■ Given problem: Identify every line containing the word "IEEE" and reproduce each one.

------

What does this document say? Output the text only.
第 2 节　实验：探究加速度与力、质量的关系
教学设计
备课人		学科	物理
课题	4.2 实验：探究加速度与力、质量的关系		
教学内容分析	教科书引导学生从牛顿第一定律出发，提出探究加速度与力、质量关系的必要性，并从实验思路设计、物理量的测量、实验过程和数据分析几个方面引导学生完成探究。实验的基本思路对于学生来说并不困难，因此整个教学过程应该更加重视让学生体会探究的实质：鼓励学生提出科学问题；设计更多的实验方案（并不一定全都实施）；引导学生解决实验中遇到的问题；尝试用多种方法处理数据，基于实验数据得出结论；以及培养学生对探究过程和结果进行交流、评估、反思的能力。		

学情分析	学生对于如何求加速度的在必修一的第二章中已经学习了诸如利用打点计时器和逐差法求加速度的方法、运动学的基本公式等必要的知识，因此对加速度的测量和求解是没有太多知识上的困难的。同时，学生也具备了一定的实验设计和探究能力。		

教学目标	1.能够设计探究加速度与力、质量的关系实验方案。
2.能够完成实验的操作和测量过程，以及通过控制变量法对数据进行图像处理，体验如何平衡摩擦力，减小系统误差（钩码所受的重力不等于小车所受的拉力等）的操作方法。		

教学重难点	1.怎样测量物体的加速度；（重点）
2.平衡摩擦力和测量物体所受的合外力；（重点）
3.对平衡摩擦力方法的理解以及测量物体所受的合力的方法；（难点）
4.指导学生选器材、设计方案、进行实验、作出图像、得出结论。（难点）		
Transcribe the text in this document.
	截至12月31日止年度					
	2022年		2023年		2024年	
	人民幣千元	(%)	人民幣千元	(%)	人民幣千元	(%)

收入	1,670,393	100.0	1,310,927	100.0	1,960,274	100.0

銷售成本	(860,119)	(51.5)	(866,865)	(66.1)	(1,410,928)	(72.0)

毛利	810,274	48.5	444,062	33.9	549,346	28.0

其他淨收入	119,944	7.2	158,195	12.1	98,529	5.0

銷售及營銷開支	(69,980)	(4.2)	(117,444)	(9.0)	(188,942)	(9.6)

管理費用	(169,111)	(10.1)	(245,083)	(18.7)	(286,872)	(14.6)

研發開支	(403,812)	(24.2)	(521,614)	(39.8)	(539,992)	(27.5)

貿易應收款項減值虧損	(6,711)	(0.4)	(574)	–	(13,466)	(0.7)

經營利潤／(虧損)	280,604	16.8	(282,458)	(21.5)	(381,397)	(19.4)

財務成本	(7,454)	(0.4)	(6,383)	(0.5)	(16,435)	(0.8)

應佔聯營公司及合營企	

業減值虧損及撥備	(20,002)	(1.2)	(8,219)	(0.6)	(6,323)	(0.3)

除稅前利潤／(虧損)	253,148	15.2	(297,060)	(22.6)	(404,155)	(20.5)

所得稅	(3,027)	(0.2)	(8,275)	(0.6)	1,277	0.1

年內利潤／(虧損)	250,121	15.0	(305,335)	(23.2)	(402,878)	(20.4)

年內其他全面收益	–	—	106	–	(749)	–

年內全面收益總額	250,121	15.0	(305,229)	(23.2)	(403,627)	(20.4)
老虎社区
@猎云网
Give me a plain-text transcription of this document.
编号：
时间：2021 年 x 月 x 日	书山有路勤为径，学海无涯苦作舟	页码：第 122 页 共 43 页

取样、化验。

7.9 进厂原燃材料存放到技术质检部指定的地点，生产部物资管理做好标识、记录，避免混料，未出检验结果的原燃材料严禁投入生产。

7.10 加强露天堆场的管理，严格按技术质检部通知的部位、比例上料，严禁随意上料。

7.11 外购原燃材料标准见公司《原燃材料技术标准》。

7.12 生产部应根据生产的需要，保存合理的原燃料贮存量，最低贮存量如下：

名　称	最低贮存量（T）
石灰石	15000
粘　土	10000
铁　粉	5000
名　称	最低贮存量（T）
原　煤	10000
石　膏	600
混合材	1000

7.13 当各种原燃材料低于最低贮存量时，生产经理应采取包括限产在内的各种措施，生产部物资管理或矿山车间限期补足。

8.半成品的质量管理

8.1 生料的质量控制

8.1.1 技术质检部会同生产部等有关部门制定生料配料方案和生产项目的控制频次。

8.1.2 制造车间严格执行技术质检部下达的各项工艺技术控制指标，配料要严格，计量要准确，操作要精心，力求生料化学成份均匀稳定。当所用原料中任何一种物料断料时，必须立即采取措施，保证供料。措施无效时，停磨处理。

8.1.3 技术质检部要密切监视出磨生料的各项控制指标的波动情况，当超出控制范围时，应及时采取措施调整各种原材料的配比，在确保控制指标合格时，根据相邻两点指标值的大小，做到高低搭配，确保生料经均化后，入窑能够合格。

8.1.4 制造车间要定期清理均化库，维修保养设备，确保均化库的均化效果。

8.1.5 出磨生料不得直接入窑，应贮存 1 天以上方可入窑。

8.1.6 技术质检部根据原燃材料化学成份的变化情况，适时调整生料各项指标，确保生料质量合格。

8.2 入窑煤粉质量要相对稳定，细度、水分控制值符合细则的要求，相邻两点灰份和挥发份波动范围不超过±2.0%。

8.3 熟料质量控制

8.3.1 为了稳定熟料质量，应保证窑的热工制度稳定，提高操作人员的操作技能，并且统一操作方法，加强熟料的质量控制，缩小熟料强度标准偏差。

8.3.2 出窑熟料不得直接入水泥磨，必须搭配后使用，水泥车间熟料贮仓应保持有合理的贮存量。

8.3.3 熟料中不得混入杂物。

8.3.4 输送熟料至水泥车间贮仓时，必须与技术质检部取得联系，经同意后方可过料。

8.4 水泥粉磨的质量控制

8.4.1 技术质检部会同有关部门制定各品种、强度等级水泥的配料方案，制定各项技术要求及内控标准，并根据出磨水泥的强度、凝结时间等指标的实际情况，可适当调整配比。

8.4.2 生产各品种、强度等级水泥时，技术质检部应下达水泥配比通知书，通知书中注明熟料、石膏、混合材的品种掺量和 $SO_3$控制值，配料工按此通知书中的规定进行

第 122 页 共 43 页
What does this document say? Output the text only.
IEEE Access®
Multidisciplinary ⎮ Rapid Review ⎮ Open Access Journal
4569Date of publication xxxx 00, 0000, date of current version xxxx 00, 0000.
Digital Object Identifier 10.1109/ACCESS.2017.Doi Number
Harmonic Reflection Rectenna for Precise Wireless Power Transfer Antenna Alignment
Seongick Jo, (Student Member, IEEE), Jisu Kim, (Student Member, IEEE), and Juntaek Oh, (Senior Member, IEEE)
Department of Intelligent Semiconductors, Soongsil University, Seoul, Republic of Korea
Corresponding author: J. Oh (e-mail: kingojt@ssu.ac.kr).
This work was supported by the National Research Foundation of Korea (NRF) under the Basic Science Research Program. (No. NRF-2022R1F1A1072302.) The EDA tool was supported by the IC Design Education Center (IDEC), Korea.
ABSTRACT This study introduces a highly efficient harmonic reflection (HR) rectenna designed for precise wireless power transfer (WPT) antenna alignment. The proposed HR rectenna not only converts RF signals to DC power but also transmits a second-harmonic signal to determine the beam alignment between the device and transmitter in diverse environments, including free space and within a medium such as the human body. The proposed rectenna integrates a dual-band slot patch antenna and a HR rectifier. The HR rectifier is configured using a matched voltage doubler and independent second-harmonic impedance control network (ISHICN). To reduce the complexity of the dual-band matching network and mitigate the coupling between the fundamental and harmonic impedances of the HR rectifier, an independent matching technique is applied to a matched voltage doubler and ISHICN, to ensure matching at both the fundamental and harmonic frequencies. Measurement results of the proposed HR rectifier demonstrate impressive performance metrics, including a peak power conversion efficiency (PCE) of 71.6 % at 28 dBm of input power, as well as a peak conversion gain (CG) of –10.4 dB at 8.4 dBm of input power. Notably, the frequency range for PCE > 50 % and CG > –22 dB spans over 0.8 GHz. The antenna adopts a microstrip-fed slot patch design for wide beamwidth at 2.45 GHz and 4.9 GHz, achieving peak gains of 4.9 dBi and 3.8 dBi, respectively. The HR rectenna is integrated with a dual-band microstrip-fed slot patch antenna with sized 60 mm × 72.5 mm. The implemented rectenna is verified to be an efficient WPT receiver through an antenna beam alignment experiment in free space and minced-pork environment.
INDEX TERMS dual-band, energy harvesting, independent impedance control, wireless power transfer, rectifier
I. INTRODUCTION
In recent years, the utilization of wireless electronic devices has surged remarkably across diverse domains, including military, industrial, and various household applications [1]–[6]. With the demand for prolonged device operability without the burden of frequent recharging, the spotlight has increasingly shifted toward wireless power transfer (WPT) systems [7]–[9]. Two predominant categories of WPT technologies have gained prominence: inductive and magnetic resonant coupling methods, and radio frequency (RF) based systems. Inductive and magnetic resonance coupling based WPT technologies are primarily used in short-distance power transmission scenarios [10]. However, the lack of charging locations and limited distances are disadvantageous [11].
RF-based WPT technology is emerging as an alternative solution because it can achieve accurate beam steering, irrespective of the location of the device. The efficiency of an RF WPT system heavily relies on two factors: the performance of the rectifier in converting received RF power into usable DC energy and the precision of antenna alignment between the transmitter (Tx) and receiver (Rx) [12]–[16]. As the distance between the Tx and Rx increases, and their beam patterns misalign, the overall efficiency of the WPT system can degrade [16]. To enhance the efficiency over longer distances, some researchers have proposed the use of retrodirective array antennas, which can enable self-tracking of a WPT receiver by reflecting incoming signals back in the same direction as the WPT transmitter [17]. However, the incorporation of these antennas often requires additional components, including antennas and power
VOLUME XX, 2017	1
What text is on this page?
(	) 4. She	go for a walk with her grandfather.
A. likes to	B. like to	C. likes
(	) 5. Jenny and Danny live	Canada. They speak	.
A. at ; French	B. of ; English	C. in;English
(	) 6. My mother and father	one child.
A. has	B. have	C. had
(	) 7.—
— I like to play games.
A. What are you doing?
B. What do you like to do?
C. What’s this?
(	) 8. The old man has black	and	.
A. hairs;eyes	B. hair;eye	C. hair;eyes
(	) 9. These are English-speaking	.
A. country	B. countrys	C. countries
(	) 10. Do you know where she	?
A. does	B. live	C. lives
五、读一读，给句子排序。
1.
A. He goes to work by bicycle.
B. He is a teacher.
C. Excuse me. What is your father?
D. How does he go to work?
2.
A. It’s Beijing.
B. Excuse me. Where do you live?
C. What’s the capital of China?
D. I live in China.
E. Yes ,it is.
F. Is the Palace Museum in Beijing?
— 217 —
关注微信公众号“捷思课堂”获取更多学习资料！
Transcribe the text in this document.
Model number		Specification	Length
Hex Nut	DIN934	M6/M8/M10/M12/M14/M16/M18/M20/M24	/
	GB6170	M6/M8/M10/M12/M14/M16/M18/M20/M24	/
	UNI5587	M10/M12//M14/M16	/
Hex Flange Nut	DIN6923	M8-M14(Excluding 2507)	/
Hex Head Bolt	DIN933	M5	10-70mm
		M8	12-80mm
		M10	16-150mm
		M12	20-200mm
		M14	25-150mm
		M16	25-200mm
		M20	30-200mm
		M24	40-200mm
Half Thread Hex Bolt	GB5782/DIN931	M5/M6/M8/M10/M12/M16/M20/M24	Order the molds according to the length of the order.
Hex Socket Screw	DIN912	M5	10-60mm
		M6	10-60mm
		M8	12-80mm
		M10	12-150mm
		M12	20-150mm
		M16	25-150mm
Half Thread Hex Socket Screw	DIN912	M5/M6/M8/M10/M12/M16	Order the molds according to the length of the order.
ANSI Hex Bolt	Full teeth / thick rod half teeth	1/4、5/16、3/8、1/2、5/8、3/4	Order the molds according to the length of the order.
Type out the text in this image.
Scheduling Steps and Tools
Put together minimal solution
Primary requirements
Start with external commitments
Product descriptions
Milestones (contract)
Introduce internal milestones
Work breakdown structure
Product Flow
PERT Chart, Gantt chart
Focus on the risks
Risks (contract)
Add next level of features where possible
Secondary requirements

------

■ The solution:
IEEE Access®
Seongick Jo, (Student Member, IEEE), Jisu Kim, (Student Member, IEEE), and Juntaek Oh, (Senior Member, IEEE)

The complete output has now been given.